Aim of the task:
The material below should be written out in full and exactly; pictures stay out of the copy.

======== Records for processing ========

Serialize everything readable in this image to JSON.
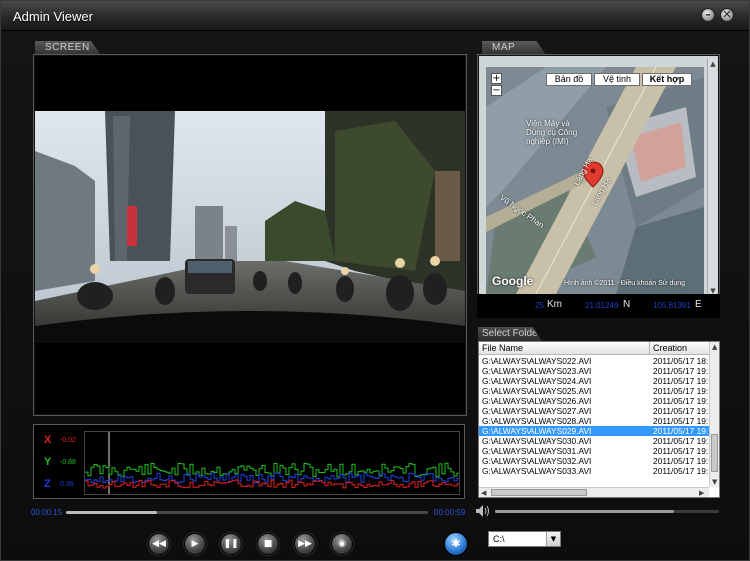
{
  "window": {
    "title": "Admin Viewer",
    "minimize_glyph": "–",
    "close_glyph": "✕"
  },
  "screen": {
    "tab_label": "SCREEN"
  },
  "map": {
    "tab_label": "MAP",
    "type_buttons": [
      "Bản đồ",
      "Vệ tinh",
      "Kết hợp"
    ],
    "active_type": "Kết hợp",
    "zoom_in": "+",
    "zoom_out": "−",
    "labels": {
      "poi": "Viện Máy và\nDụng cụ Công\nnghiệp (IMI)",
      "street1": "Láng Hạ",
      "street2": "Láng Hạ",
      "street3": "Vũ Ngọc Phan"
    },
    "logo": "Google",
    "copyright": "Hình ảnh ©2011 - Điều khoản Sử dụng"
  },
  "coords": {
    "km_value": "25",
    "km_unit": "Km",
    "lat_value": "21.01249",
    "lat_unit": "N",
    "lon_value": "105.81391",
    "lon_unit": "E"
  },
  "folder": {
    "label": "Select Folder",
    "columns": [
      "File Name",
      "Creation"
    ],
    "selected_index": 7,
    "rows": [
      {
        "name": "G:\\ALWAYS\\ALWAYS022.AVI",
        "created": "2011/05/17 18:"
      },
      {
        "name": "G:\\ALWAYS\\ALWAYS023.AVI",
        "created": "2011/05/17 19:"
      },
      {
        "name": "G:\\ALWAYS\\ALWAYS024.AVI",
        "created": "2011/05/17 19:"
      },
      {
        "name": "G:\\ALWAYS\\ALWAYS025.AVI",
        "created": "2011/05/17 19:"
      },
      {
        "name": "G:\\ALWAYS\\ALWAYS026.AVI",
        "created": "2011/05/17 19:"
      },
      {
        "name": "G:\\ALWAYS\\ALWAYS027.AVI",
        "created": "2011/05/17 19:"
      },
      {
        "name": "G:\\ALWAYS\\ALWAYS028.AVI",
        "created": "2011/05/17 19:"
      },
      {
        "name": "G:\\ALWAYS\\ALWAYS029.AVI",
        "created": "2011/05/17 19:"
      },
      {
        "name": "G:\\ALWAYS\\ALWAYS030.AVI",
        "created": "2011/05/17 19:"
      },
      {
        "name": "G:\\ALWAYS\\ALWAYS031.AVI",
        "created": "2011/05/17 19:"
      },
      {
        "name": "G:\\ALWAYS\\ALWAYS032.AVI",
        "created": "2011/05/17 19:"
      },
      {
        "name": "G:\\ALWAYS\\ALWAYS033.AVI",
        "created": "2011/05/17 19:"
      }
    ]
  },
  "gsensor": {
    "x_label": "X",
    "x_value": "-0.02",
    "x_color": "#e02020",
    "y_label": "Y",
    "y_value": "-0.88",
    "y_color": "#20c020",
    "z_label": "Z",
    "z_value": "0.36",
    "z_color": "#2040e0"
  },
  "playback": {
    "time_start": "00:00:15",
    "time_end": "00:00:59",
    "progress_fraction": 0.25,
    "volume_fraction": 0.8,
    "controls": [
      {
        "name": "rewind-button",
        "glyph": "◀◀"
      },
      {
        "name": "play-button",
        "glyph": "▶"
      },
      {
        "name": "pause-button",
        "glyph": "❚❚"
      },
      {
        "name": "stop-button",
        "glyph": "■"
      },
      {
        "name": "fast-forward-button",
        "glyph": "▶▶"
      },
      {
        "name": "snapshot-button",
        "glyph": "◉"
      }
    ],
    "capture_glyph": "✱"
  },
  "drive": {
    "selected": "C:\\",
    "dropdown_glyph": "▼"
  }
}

========

Task response:
Serialize everything readable in this image to JSON.
{
  "window": {
    "title": "Admin Viewer",
    "minimize_glyph": "–",
    "close_glyph": "✕"
  },
  "screen": {
    "tab_label": "SCREEN"
  },
  "map": {
    "tab_label": "MAP",
    "type_buttons": [
      "Bản đồ",
      "Vệ tinh",
      "Kết hợp"
    ],
    "active_type": "Kết hợp",
    "zoom_in": "+",
    "zoom_out": "−",
    "labels": {
      "poi": "Viện Máy và\nDụng cụ Công\nnghiệp (IMI)",
      "street1": "Láng Hạ",
      "street2": "Láng Hạ",
      "street3": "Vũ Ngọc Phan"
    },
    "logo": "Google",
    "copyright": "Hình ảnh ©2011 - Điều khoản Sử dụng"
  },
  "coords": {
    "km_value": "25",
    "km_unit": "Km",
    "lat_value": "21.01249",
    "lat_unit": "N",
    "lon_value": "105.81391",
    "lon_unit": "E"
  },
  "folder": {
    "label": "Select Folder",
    "columns": [
      "File Name",
      "Creation"
    ],
    "selected_index": 7,
    "rows": [
      {
        "name": "G:\\ALWAYS\\ALWAYS022.AVI",
        "created": "2011/05/17 18:"
      },
      {
        "name": "G:\\ALWAYS\\ALWAYS023.AVI",
        "created": "2011/05/17 19:"
      },
      {
        "name": "G:\\ALWAYS\\ALWAYS024.AVI",
        "created": "2011/05/17 19:"
      },
      {
        "name": "G:\\ALWAYS\\ALWAYS025.AVI",
        "created": "2011/05/17 19:"
      },
      {
        "name": "G:\\ALWAYS\\ALWAYS026.AVI",
        "created": "2011/05/17 19:"
      },
      {
        "name": "G:\\ALWAYS\\ALWAYS027.AVI",
        "created": "2011/05/17 19:"
      },
      {
        "name": "G:\\ALWAYS\\ALWAYS028.AVI",
        "created": "2011/05/17 19:"
      },
      {
        "name": "G:\\ALWAYS\\ALWAYS029.AVI",
        "created": "2011/05/17 19:"
      },
      {
        "name": "G:\\ALWAYS\\ALWAYS030.AVI",
        "created": "2011/05/17 19:"
      },
      {
        "name": "G:\\ALWAYS\\ALWAYS031.AVI",
        "created": "2011/05/17 19:"
      },
      {
        "name": "G:\\ALWAYS\\ALWAYS032.AVI",
        "created": "2011/05/17 19:"
      },
      {
        "name": "G:\\ALWAYS\\ALWAYS033.AVI",
        "created": "2011/05/17 19:"
      }
    ]
  },
  "gsensor": {
    "x_label": "X",
    "x_value": "-0.02",
    "x_color": "#e02020",
    "y_label": "Y",
    "y_value": "-0.88",
    "y_color": "#20c020",
    "z_label": "Z",
    "z_value": "0.36",
    "z_color": "#2040e0"
  },
  "playback": {
    "time_start": "00:00:15",
    "time_end": "00:00:59",
    "progress_fraction": 0.25,
    "volume_fraction": 0.8,
    "controls": [
      {
        "name": "rewind-button",
        "glyph": "◀◀"
      },
      {
        "name": "play-button",
        "glyph": "▶"
      },
      {
        "name": "pause-button",
        "glyph": "❚❚"
      },
      {
        "name": "stop-button",
        "glyph": "■"
      },
      {
        "name": "fast-forward-button",
        "glyph": "▶▶"
      },
      {
        "name": "snapshot-button",
        "glyph": "◉"
      }
    ],
    "capture_glyph": "✱"
  },
  "drive": {
    "selected": "C:\\",
    "dropdown_glyph": "▼"
  }
}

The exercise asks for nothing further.